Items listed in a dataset
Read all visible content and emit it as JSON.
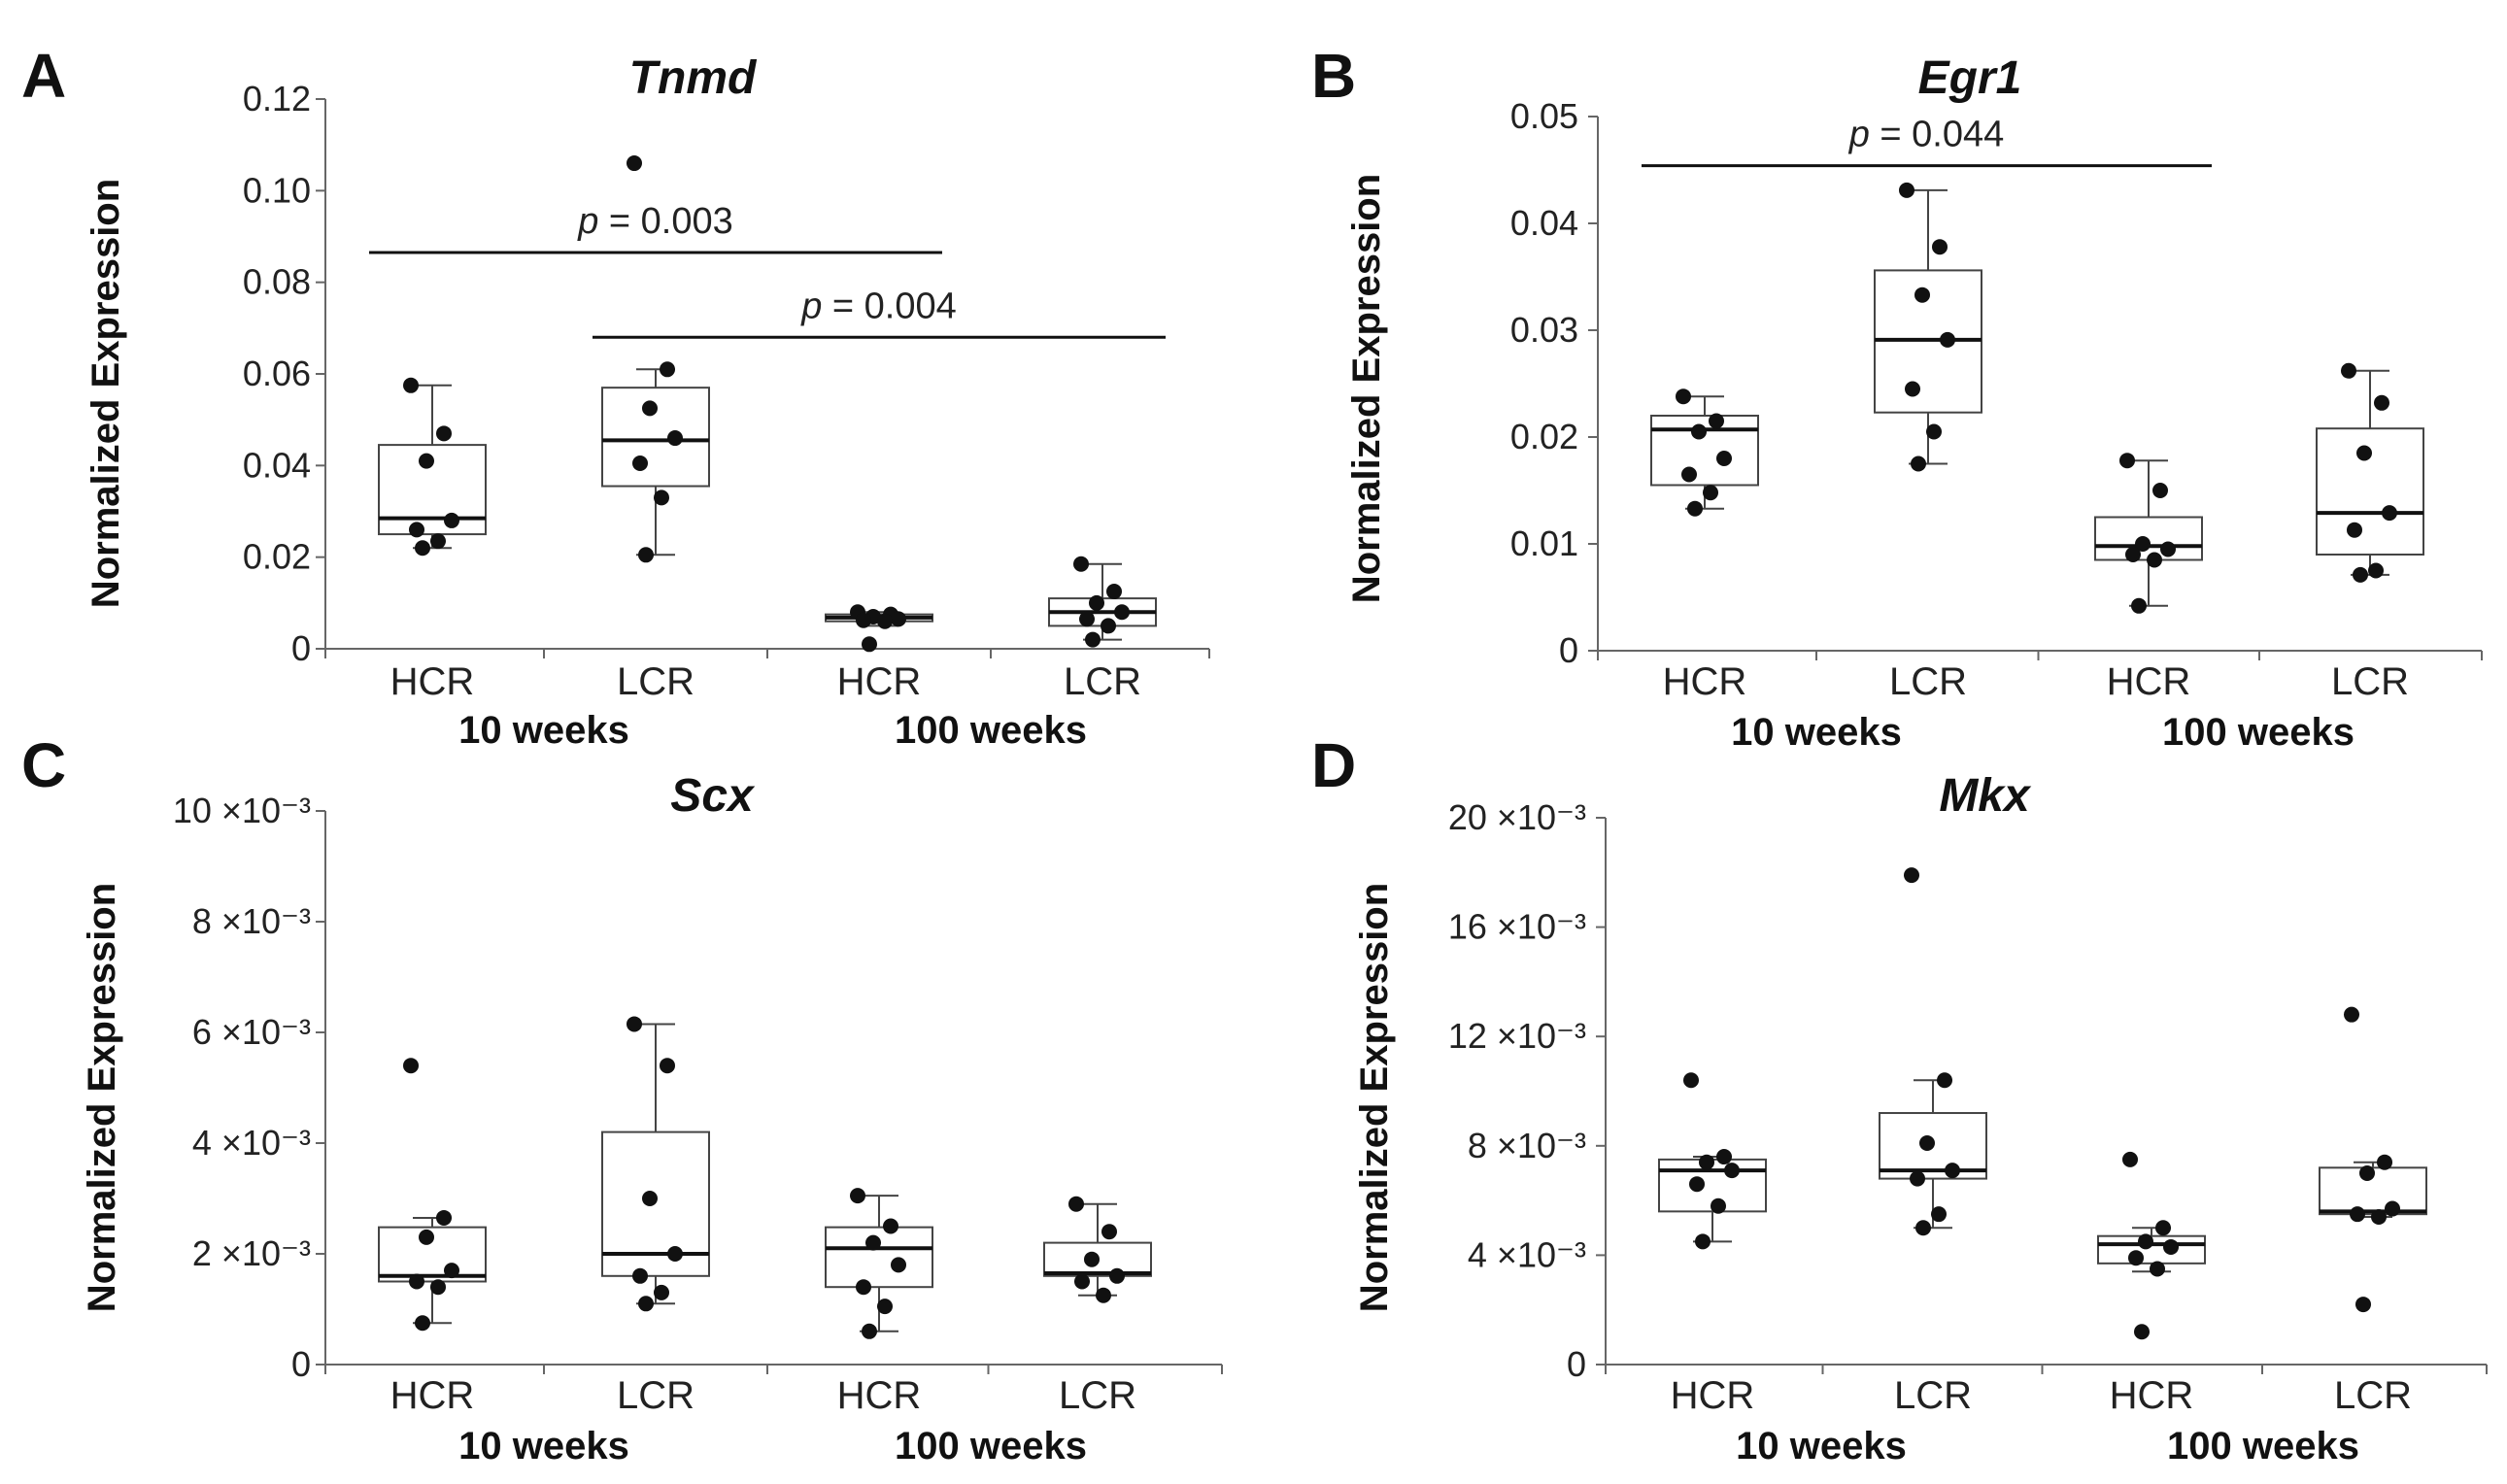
{
  "figure": {
    "ylabel": "Normalized Expression",
    "group_labels": [
      "HCR",
      "LCR",
      "HCR",
      "LCR"
    ],
    "age_labels": [
      "10 weeks",
      "100 weeks"
    ]
  },
  "chart_data": [
    {
      "type": "box",
      "panel": "A",
      "title": "Tnmd",
      "ylabel": "Normalized Expression",
      "ylim": [
        0,
        0.12
      ],
      "yticks": [
        0,
        0.02,
        0.04,
        0.06,
        0.08,
        0.1,
        0.12
      ],
      "ytick_labels": [
        "0",
        "0.02",
        "0.04",
        "0.06",
        "0.08",
        "0.10",
        "0.12"
      ],
      "categories": [
        "HCR",
        "LCR",
        "HCR",
        "LCR"
      ],
      "ages": [
        "10 weeks",
        "10 weeks",
        "100 weeks",
        "100 weeks"
      ],
      "boxes": [
        {
          "min": 0.022,
          "q1": 0.025,
          "median": 0.0285,
          "q3": 0.0445,
          "max": 0.0575,
          "points": [
            0.0575,
            0.047,
            0.041,
            0.028,
            0.026,
            0.0235,
            0.022
          ]
        },
        {
          "min": 0.0205,
          "q1": 0.0355,
          "median": 0.0455,
          "q3": 0.057,
          "max": 0.061,
          "points": [
            0.106,
            0.061,
            0.0525,
            0.046,
            0.0405,
            0.033,
            0.0205
          ]
        },
        {
          "min": 0.005,
          "q1": 0.006,
          "median": 0.0068,
          "q3": 0.0075,
          "max": 0.008,
          "points": [
            0.008,
            0.0075,
            0.007,
            0.0065,
            0.0062,
            0.006,
            0.001
          ]
        },
        {
          "min": 0.002,
          "q1": 0.005,
          "median": 0.008,
          "q3": 0.011,
          "max": 0.0185,
          "points": [
            0.0185,
            0.0125,
            0.01,
            0.008,
            0.0065,
            0.005,
            0.002
          ]
        }
      ],
      "significance": [
        {
          "from": 0,
          "to": 2,
          "y": 0.0865,
          "label_p": "p",
          "label_rest": " = 0.003"
        },
        {
          "from": 1,
          "to": 3,
          "y": 0.068,
          "label_p": "p",
          "label_rest": " = 0.004"
        }
      ]
    },
    {
      "type": "box",
      "panel": "B",
      "title": "Egr1",
      "ylabel": "Normalized Expression",
      "ylim": [
        0,
        0.05
      ],
      "yticks": [
        0,
        0.01,
        0.02,
        0.03,
        0.04,
        0.05
      ],
      "ytick_labels": [
        "0",
        "0.01",
        "0.02",
        "0.03",
        "0.04",
        "0.05"
      ],
      "categories": [
        "HCR",
        "LCR",
        "HCR",
        "LCR"
      ],
      "ages": [
        "10 weeks",
        "10 weeks",
        "100 weeks",
        "100 weeks"
      ],
      "boxes": [
        {
          "min": 0.0133,
          "q1": 0.0155,
          "median": 0.0207,
          "q3": 0.022,
          "max": 0.0238,
          "points": [
            0.0238,
            0.0215,
            0.0205,
            0.018,
            0.0165,
            0.0148,
            0.0133
          ]
        },
        {
          "min": 0.0175,
          "q1": 0.0223,
          "median": 0.0291,
          "q3": 0.0356,
          "max": 0.0431,
          "points": [
            0.0431,
            0.0378,
            0.0333,
            0.0291,
            0.0245,
            0.0205,
            0.0175
          ]
        },
        {
          "min": 0.0042,
          "q1": 0.0085,
          "median": 0.0098,
          "q3": 0.0125,
          "max": 0.0178,
          "points": [
            0.0178,
            0.015,
            0.01,
            0.0095,
            0.009,
            0.0085,
            0.0042
          ]
        },
        {
          "min": 0.0071,
          "q1": 0.009,
          "median": 0.0129,
          "q3": 0.0208,
          "max": 0.0262,
          "points": [
            0.0262,
            0.0232,
            0.0185,
            0.0129,
            0.0113,
            0.0075,
            0.0071
          ]
        }
      ],
      "significance": [
        {
          "from": 0,
          "to": 2,
          "y": 0.0454,
          "label_p": "p",
          "label_rest": " = 0.044"
        }
      ]
    },
    {
      "type": "box",
      "panel": "C",
      "title": "Scx",
      "ylabel": "Normalized Expression",
      "ylim": [
        0,
        0.01
      ],
      "yticks": [
        0,
        0.002,
        0.004,
        0.006,
        0.008,
        0.01
      ],
      "ytick_labels": [
        "0",
        "2 ×10⁻³",
        "4 ×10⁻³",
        "6 ×10⁻³",
        "8 ×10⁻³",
        "10 ×10⁻³"
      ],
      "categories": [
        "HCR",
        "LCR",
        "HCR",
        "LCR"
      ],
      "ages": [
        "10 weeks",
        "10 weeks",
        "100 weeks",
        "100 weeks"
      ],
      "boxes": [
        {
          "min": 0.00075,
          "q1": 0.0015,
          "median": 0.0016,
          "q3": 0.00248,
          "max": 0.00265,
          "points": [
            0.0054,
            0.00265,
            0.0023,
            0.0017,
            0.0015,
            0.0014,
            0.00075
          ]
        },
        {
          "min": 0.0011,
          "q1": 0.0016,
          "median": 0.002,
          "q3": 0.0042,
          "max": 0.00615,
          "points": [
            0.00615,
            0.0054,
            0.003,
            0.002,
            0.0016,
            0.0013,
            0.0011
          ]
        },
        {
          "min": 0.0006,
          "q1": 0.0014,
          "median": 0.0021,
          "q3": 0.00248,
          "max": 0.00305,
          "points": [
            0.00305,
            0.0025,
            0.0022,
            0.0018,
            0.0014,
            0.00105,
            0.0006
          ]
        },
        {
          "min": 0.00125,
          "q1": 0.0016,
          "median": 0.00165,
          "q3": 0.0022,
          "max": 0.0029,
          "points": [
            0.0029,
            0.0024,
            0.0019,
            0.0016,
            0.0015,
            0.00125
          ]
        }
      ],
      "significance": []
    },
    {
      "type": "box",
      "panel": "D",
      "title": "Mkx",
      "ylabel": "Normalized Expression",
      "ylim": [
        0,
        0.02
      ],
      "yticks": [
        0,
        0.004,
        0.008,
        0.012,
        0.016,
        0.02
      ],
      "ytick_labels": [
        "0",
        "4 ×10⁻³",
        "8 ×10⁻³",
        "12 ×10⁻³",
        "16 ×10⁻³",
        "20 ×10⁻³"
      ],
      "categories": [
        "HCR",
        "LCR",
        "HCR",
        "LCR"
      ],
      "ages": [
        "10 weeks",
        "10 weeks",
        "100 weeks",
        "100 weeks"
      ],
      "boxes": [
        {
          "min": 0.0045,
          "q1": 0.0056,
          "median": 0.0071,
          "q3": 0.0075,
          "max": 0.0076,
          "points": [
            0.0104,
            0.0076,
            0.0074,
            0.0071,
            0.0066,
            0.0058,
            0.0045
          ]
        },
        {
          "min": 0.005,
          "q1": 0.0068,
          "median": 0.0071,
          "q3": 0.0092,
          "max": 0.0104,
          "points": [
            0.0179,
            0.0104,
            0.0081,
            0.0071,
            0.0068,
            0.0055,
            0.005
          ]
        },
        {
          "min": 0.0034,
          "q1": 0.0037,
          "median": 0.0044,
          "q3": 0.0047,
          "max": 0.005,
          "points": [
            0.0075,
            0.005,
            0.0045,
            0.0043,
            0.0039,
            0.0035,
            0.0012
          ]
        },
        {
          "min": 0.0054,
          "q1": 0.0055,
          "median": 0.0056,
          "q3": 0.0072,
          "max": 0.0074,
          "points": [
            0.0128,
            0.0074,
            0.007,
            0.0057,
            0.0055,
            0.0054,
            0.0022
          ]
        }
      ],
      "significance": []
    }
  ]
}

GOAL - Restate the whole of the material word for word without the pictures.

WRITTEN SOLUTION -
Read all visible content and emit it as JSON.
{
  "figure": {
    "ylabel": "Normalized Expression",
    "group_labels": [
      "HCR",
      "LCR",
      "HCR",
      "LCR"
    ],
    "age_labels": [
      "10 weeks",
      "100 weeks"
    ]
  },
  "chart_data": [
    {
      "type": "box",
      "panel": "A",
      "title": "Tnmd",
      "ylabel": "Normalized Expression",
      "ylim": [
        0,
        0.12
      ],
      "yticks": [
        0,
        0.02,
        0.04,
        0.06,
        0.08,
        0.1,
        0.12
      ],
      "ytick_labels": [
        "0",
        "0.02",
        "0.04",
        "0.06",
        "0.08",
        "0.10",
        "0.12"
      ],
      "categories": [
        "HCR",
        "LCR",
        "HCR",
        "LCR"
      ],
      "ages": [
        "10 weeks",
        "10 weeks",
        "100 weeks",
        "100 weeks"
      ],
      "boxes": [
        {
          "min": 0.022,
          "q1": 0.025,
          "median": 0.0285,
          "q3": 0.0445,
          "max": 0.0575,
          "points": [
            0.0575,
            0.047,
            0.041,
            0.028,
            0.026,
            0.0235,
            0.022
          ]
        },
        {
          "min": 0.0205,
          "q1": 0.0355,
          "median": 0.0455,
          "q3": 0.057,
          "max": 0.061,
          "points": [
            0.106,
            0.061,
            0.0525,
            0.046,
            0.0405,
            0.033,
            0.0205
          ]
        },
        {
          "min": 0.005,
          "q1": 0.006,
          "median": 0.0068,
          "q3": 0.0075,
          "max": 0.008,
          "points": [
            0.008,
            0.0075,
            0.007,
            0.0065,
            0.0062,
            0.006,
            0.001
          ]
        },
        {
          "min": 0.002,
          "q1": 0.005,
          "median": 0.008,
          "q3": 0.011,
          "max": 0.0185,
          "points": [
            0.0185,
            0.0125,
            0.01,
            0.008,
            0.0065,
            0.005,
            0.002
          ]
        }
      ],
      "significance": [
        {
          "from": 0,
          "to": 2,
          "y": 0.0865,
          "label_p": "p",
          "label_rest": " = 0.003"
        },
        {
          "from": 1,
          "to": 3,
          "y": 0.068,
          "label_p": "p",
          "label_rest": " = 0.004"
        }
      ]
    },
    {
      "type": "box",
      "panel": "B",
      "title": "Egr1",
      "ylabel": "Normalized Expression",
      "ylim": [
        0,
        0.05
      ],
      "yticks": [
        0,
        0.01,
        0.02,
        0.03,
        0.04,
        0.05
      ],
      "ytick_labels": [
        "0",
        "0.01",
        "0.02",
        "0.03",
        "0.04",
        "0.05"
      ],
      "categories": [
        "HCR",
        "LCR",
        "HCR",
        "LCR"
      ],
      "ages": [
        "10 weeks",
        "10 weeks",
        "100 weeks",
        "100 weeks"
      ],
      "boxes": [
        {
          "min": 0.0133,
          "q1": 0.0155,
          "median": 0.0207,
          "q3": 0.022,
          "max": 0.0238,
          "points": [
            0.0238,
            0.0215,
            0.0205,
            0.018,
            0.0165,
            0.0148,
            0.0133
          ]
        },
        {
          "min": 0.0175,
          "q1": 0.0223,
          "median": 0.0291,
          "q3": 0.0356,
          "max": 0.0431,
          "points": [
            0.0431,
            0.0378,
            0.0333,
            0.0291,
            0.0245,
            0.0205,
            0.0175
          ]
        },
        {
          "min": 0.0042,
          "q1": 0.0085,
          "median": 0.0098,
          "q3": 0.0125,
          "max": 0.0178,
          "points": [
            0.0178,
            0.015,
            0.01,
            0.0095,
            0.009,
            0.0085,
            0.0042
          ]
        },
        {
          "min": 0.0071,
          "q1": 0.009,
          "median": 0.0129,
          "q3": 0.0208,
          "max": 0.0262,
          "points": [
            0.0262,
            0.0232,
            0.0185,
            0.0129,
            0.0113,
            0.0075,
            0.0071
          ]
        }
      ],
      "significance": [
        {
          "from": 0,
          "to": 2,
          "y": 0.0454,
          "label_p": "p",
          "label_rest": " = 0.044"
        }
      ]
    },
    {
      "type": "box",
      "panel": "C",
      "title": "Scx",
      "ylabel": "Normalized Expression",
      "ylim": [
        0,
        0.01
      ],
      "yticks": [
        0,
        0.002,
        0.004,
        0.006,
        0.008,
        0.01
      ],
      "ytick_labels": [
        "0",
        "2 ×10⁻³",
        "4 ×10⁻³",
        "6 ×10⁻³",
        "8 ×10⁻³",
        "10 ×10⁻³"
      ],
      "categories": [
        "HCR",
        "LCR",
        "HCR",
        "LCR"
      ],
      "ages": [
        "10 weeks",
        "10 weeks",
        "100 weeks",
        "100 weeks"
      ],
      "boxes": [
        {
          "min": 0.00075,
          "q1": 0.0015,
          "median": 0.0016,
          "q3": 0.00248,
          "max": 0.00265,
          "points": [
            0.0054,
            0.00265,
            0.0023,
            0.0017,
            0.0015,
            0.0014,
            0.00075
          ]
        },
        {
          "min": 0.0011,
          "q1": 0.0016,
          "median": 0.002,
          "q3": 0.0042,
          "max": 0.00615,
          "points": [
            0.00615,
            0.0054,
            0.003,
            0.002,
            0.0016,
            0.0013,
            0.0011
          ]
        },
        {
          "min": 0.0006,
          "q1": 0.0014,
          "median": 0.0021,
          "q3": 0.00248,
          "max": 0.00305,
          "points": [
            0.00305,
            0.0025,
            0.0022,
            0.0018,
            0.0014,
            0.00105,
            0.0006
          ]
        },
        {
          "min": 0.00125,
          "q1": 0.0016,
          "median": 0.00165,
          "q3": 0.0022,
          "max": 0.0029,
          "points": [
            0.0029,
            0.0024,
            0.0019,
            0.0016,
            0.0015,
            0.00125
          ]
        }
      ],
      "significance": []
    },
    {
      "type": "box",
      "panel": "D",
      "title": "Mkx",
      "ylabel": "Normalized Expression",
      "ylim": [
        0,
        0.02
      ],
      "yticks": [
        0,
        0.004,
        0.008,
        0.012,
        0.016,
        0.02
      ],
      "ytick_labels": [
        "0",
        "4 ×10⁻³",
        "8 ×10⁻³",
        "12 ×10⁻³",
        "16 ×10⁻³",
        "20 ×10⁻³"
      ],
      "categories": [
        "HCR",
        "LCR",
        "HCR",
        "LCR"
      ],
      "ages": [
        "10 weeks",
        "10 weeks",
        "100 weeks",
        "100 weeks"
      ],
      "boxes": [
        {
          "min": 0.0045,
          "q1": 0.0056,
          "median": 0.0071,
          "q3": 0.0075,
          "max": 0.0076,
          "points": [
            0.0104,
            0.0076,
            0.0074,
            0.0071,
            0.0066,
            0.0058,
            0.0045
          ]
        },
        {
          "min": 0.005,
          "q1": 0.0068,
          "median": 0.0071,
          "q3": 0.0092,
          "max": 0.0104,
          "points": [
            0.0179,
            0.0104,
            0.0081,
            0.0071,
            0.0068,
            0.0055,
            0.005
          ]
        },
        {
          "min": 0.0034,
          "q1": 0.0037,
          "median": 0.0044,
          "q3": 0.0047,
          "max": 0.005,
          "points": [
            0.0075,
            0.005,
            0.0045,
            0.0043,
            0.0039,
            0.0035,
            0.0012
          ]
        },
        {
          "min": 0.0054,
          "q1": 0.0055,
          "median": 0.0056,
          "q3": 0.0072,
          "max": 0.0074,
          "points": [
            0.0128,
            0.0074,
            0.007,
            0.0057,
            0.0055,
            0.0054,
            0.0022
          ]
        }
      ],
      "significance": []
    }
  ]
}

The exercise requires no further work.